Omit the images. Copy each entry word for word.

■ **TASK MATERIAL**
▼

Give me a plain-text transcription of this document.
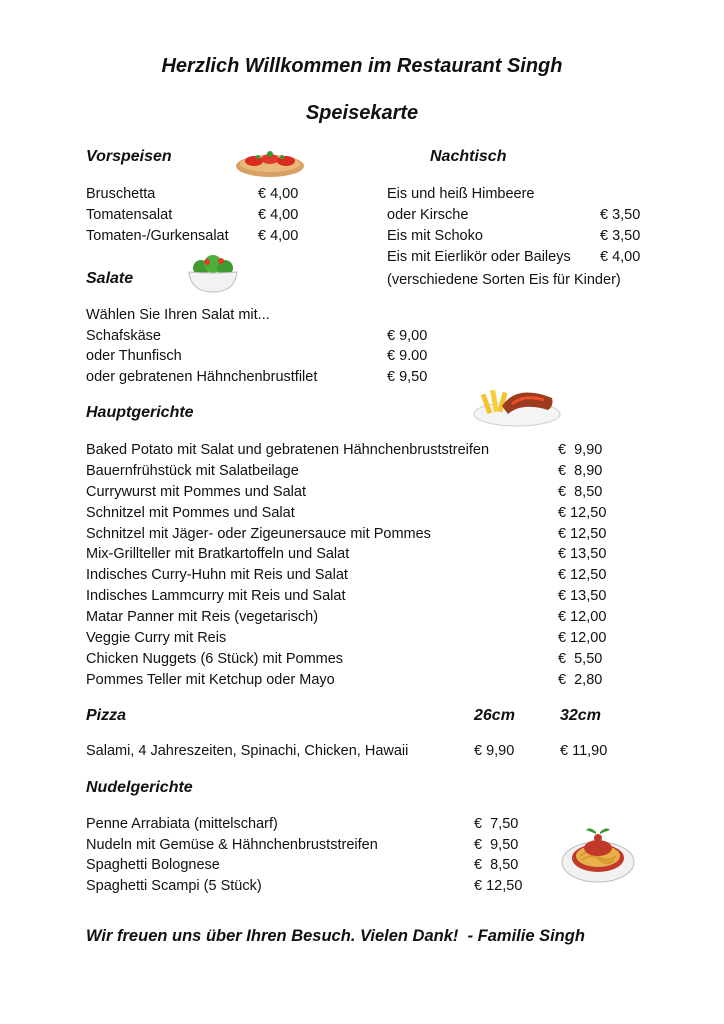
Herzlich Willkommen im Restaurant Singh
Speisekarte
Vorspeisen
Bruschetta	€ 4,00
Tomatensalat	€ 4,00
Tomaten-/Gurkensalat € 4,00
Nachtisch
Eis und heiß Himbeere
oder Kirsche	€ 3,50
Eis mit Schoko	€ 3,50
Eis mit Eierlikör oder Baileys € 4,00
(verschiedene Sorten Eis für Kinder)
Salate
Wählen Sie Ihren Salat mit...
Schafskäse	€ 9,00
oder Thunfisch	€ 9.00
oder gebratenen Hähnchenbrustfilet	€ 9,50
Hauptgerichte
Baked Potato mit Salat und gebratenen Hähnchenbruststreifen	€  9,90
Bauernfrühstück mit Salatbeilage	€  8,90
Currywurst mit Pommes und Salat	€  8,50
Schnitzel mit Pommes und Salat	€ 12,50
Schnitzel mit Jäger- oder Zigeunersauce mit Pommes	€ 12,50
Mix-Grillteller mit Bratkartoffeln und Salat	€ 13,50
Indisches Curry-Huhn mit Reis und Salat	€ 12,50
Indisches Lammcurry mit Reis und Salat	€ 13,50
Matar Panner mit Reis (vegetarisch)	€ 12,00
Veggie Curry mit Reis	€ 12,00
Chicken Nuggets (6 Stück) mit Pommes	€  5,50
Pommes Teller mit Ketchup oder Mayo	€  2,80
Pizza	26cm	32cm
Salami, 4 Jahreszeiten, Spinachi, Chicken, Hawaii	€ 9,90	€ 11,90
Nudelgerichte
Penne Arrabiata (mittelscharf)	€  7,50
Nudeln mit Gemüse & Hähnchenbruststreifen	€  9,50
Spaghetti Bolognese	€  8,50
Spaghetti Scampi (5 Stück)	€ 12,50
Wir freuen uns über Ihren Besuch. Vielen Dank!  - Familie Singh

▲

■ **SOLUTION**
Give me a plain-text transcription of this document.
Herzlich Willkommen im Restaurant Singh
Speisekarte
Vorspeisen
Bruschetta	€ 4,00
Tomatensalat	€ 4,00
Tomaten-/Gurkensalat € 4,00
Nachtisch
Eis und heiß Himbeere
oder Kirsche	€ 3,50
Eis mit Schoko	€ 3,50
Eis mit Eierlikör oder Baileys € 4,00
(verschiedene Sorten Eis für Kinder)
Salate
Wählen Sie Ihren Salat mit...
Schafskäse	€ 9,00
oder Thunfisch	€ 9.00
oder gebratenen Hähnchenbrustfilet	€ 9,50
Hauptgerichte
Baked Potato mit Salat und gebratenen Hähnchenbruststreifen	€  9,90
Bauernfrühstück mit Salatbeilage	€  8,90
Currywurst mit Pommes und Salat	€  8,50
Schnitzel mit Pommes und Salat	€ 12,50
Schnitzel mit Jäger- oder Zigeunersauce mit Pommes	€ 12,50
Mix-Grillteller mit Bratkartoffeln und Salat	€ 13,50
Indisches Curry-Huhn mit Reis und Salat	€ 12,50
Indisches Lammcurry mit Reis und Salat	€ 13,50
Matar Panner mit Reis (vegetarisch)	€ 12,00
Veggie Curry mit Reis	€ 12,00
Chicken Nuggets (6 Stück) mit Pommes	€  5,50
Pommes Teller mit Ketchup oder Mayo	€  2,80
Pizza	26cm	32cm
Salami, 4 Jahreszeiten, Spinachi, Chicken, Hawaii	€ 9,90	€ 11,90
Nudelgerichte
Penne Arrabiata (mittelscharf)	€  7,50
Nudeln mit Gemüse & Hähnchenbruststreifen	€  9,50
Spaghetti Bolognese	€  8,50
Spaghetti Scampi (5 Stück)	€ 12,50
Wir freuen uns über Ihren Besuch. Vielen Dank!  - Familie Singh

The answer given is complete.